● EXERCISE
Go through the entries below and pick out every line with "Erfolgreich".

(Stored records)

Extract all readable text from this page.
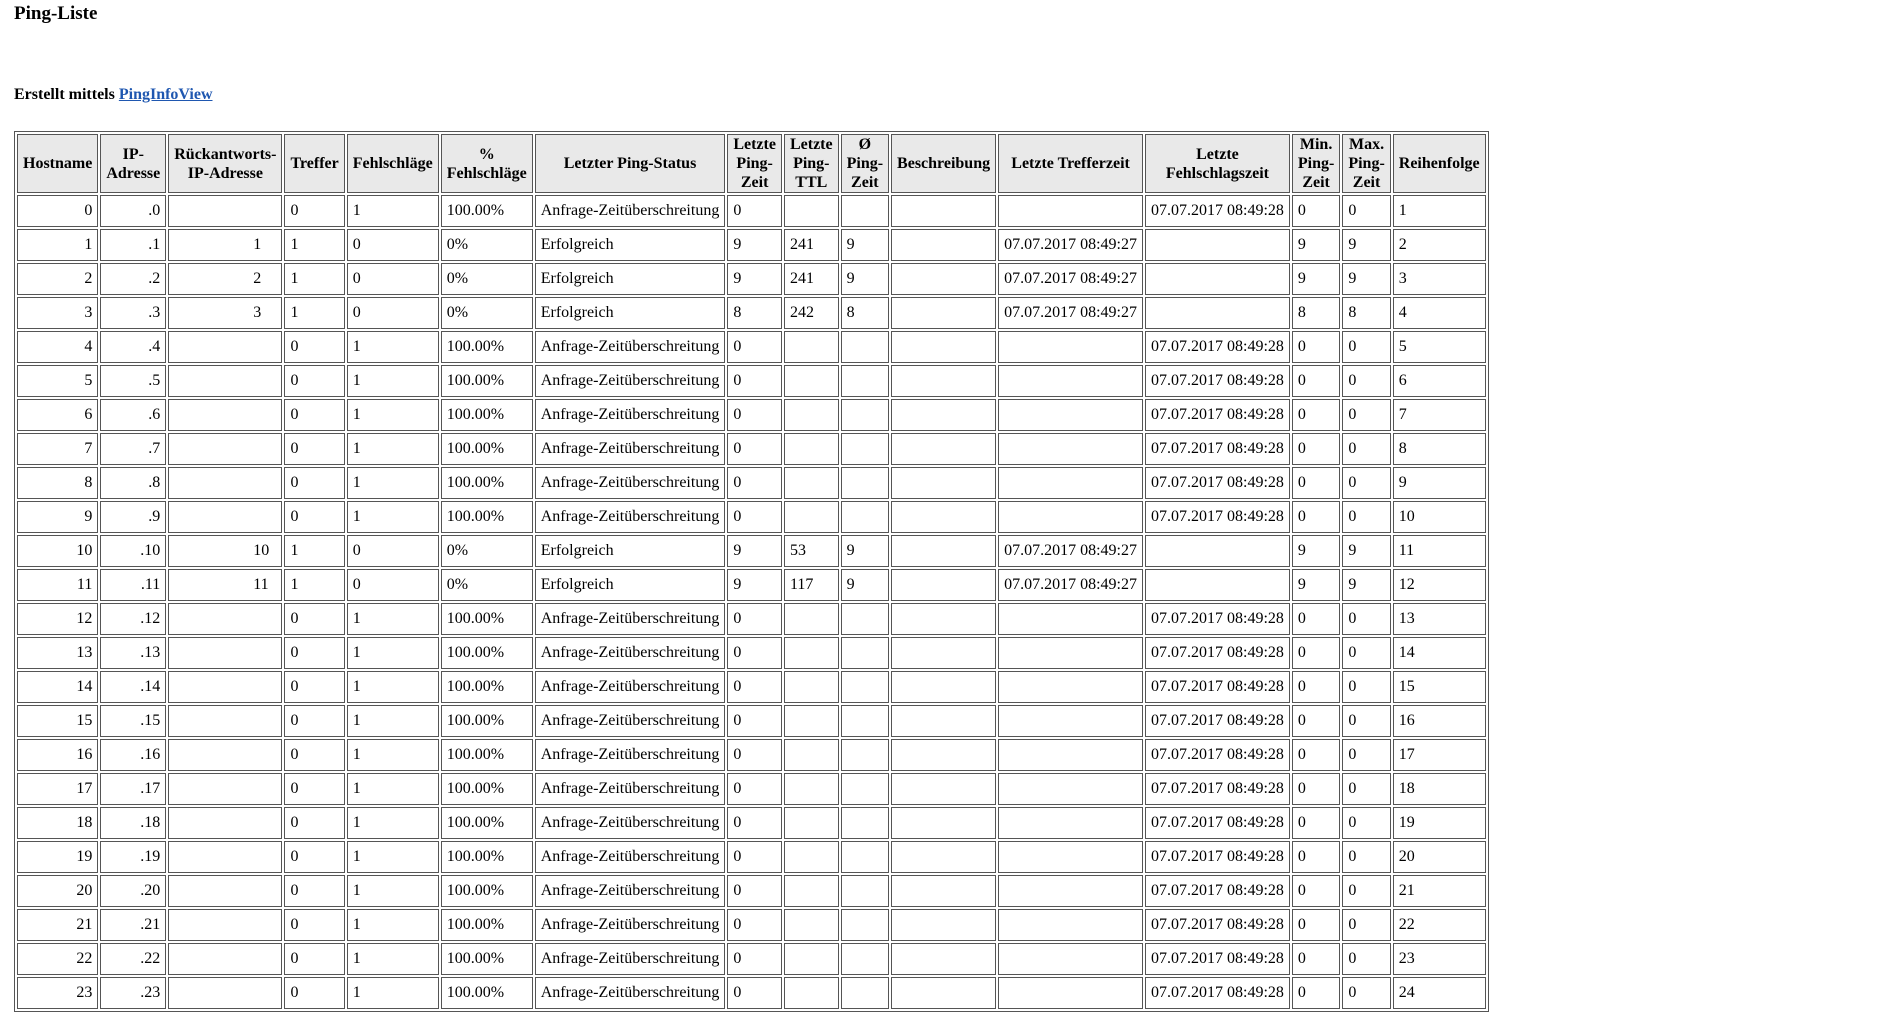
Ping-Liste
Erstellt mittels PingInfoView
Hostname	IP-Adresse	Rückantworts-IP-Adresse	Treffer	Fehlschläge	% Fehlschläge	Letzter Ping-Status	Letzte Ping-Zeit	Letzte Ping-TTL	Ø Ping-Zeit	Beschreibung	Letzte Trefferzeit	Letzte Fehlschlagszeit	Min. Ping-Zeit	Max. Ping-Zeit	Reihenfolge
0	.0		0	1	100.00%	Anfrage-Zeitüberschreitung	0					07.07.2017 08:49:28	0	0	1
1	.1	1	1	0	0%	Erfolgreich	9	241	9		07.07.2017 08:49:27		9	9	2
2	.2	2	1	0	0%	Erfolgreich	9	241	9		07.07.2017 08:49:27		9	9	3
3	.3	3	1	0	0%	Erfolgreich	8	242	8		07.07.2017 08:49:27		8	8	4
4	.4		0	1	100.00%	Anfrage-Zeitüberschreitung	0					07.07.2017 08:49:28	0	0	5
5	.5		0	1	100.00%	Anfrage-Zeitüberschreitung	0					07.07.2017 08:49:28	0	0	6
6	.6		0	1	100.00%	Anfrage-Zeitüberschreitung	0					07.07.2017 08:49:28	0	0	7
7	.7		0	1	100.00%	Anfrage-Zeitüberschreitung	0					07.07.2017 08:49:28	0	0	8
8	.8		0	1	100.00%	Anfrage-Zeitüberschreitung	0					07.07.2017 08:49:28	0	0	9
9	.9		0	1	100.00%	Anfrage-Zeitüberschreitung	0					07.07.2017 08:49:28	0	0	10
10	.10	10	1	0	0%	Erfolgreich	9	53	9		07.07.2017 08:49:27		9	9	11
11	.11	11	1	0	0%	Erfolgreich	9	117	9		07.07.2017 08:49:27		9	9	12
12	.12		0	1	100.00%	Anfrage-Zeitüberschreitung	0					07.07.2017 08:49:28	0	0	13
13	.13		0	1	100.00%	Anfrage-Zeitüberschreitung	0					07.07.2017 08:49:28	0	0	14
14	.14		0	1	100.00%	Anfrage-Zeitüberschreitung	0					07.07.2017 08:49:28	0	0	15
15	.15		0	1	100.00%	Anfrage-Zeitüberschreitung	0					07.07.2017 08:49:28	0	0	16
16	.16		0	1	100.00%	Anfrage-Zeitüberschreitung	0					07.07.2017 08:49:28	0	0	17
17	.17		0	1	100.00%	Anfrage-Zeitüberschreitung	0					07.07.2017 08:49:28	0	0	18
18	.18		0	1	100.00%	Anfrage-Zeitüberschreitung	0					07.07.2017 08:49:28	0	0	19
19	.19		0	1	100.00%	Anfrage-Zeitüberschreitung	0					07.07.2017 08:49:28	0	0	20
20	.20		0	1	100.00%	Anfrage-Zeitüberschreitung	0					07.07.2017 08:49:28	0	0	21
21	.21		0	1	100.00%	Anfrage-Zeitüberschreitung	0					07.07.2017 08:49:28	0	0	22
22	.22		0	1	100.00%	Anfrage-Zeitüberschreitung	0					07.07.2017 08:49:28	0	0	23
23	.23		0	1	100.00%	Anfrage-Zeitüberschreitung	0					07.07.2017 08:49:28	0	0	24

● TASK SOLUTION
1	.1	1	1	0	0%	Erfolgreich	9	241	9		07.07.2017 08:49:27		9	9	2
2	.2	2	1	0	0%	Erfolgreich	9	241	9		07.07.2017 08:49:27		9	9	3
3	.3	3	1	0	0%	Erfolgreich	8	242	8		07.07.2017 08:49:27		8	8	4
10	.10	10	1	0	0%	Erfolgreich	9	53	9		07.07.2017 08:49:27		9	9	11
11	.11	11	1	0	0%	Erfolgreich	9	117	9		07.07.2017 08:49:27		9	9	12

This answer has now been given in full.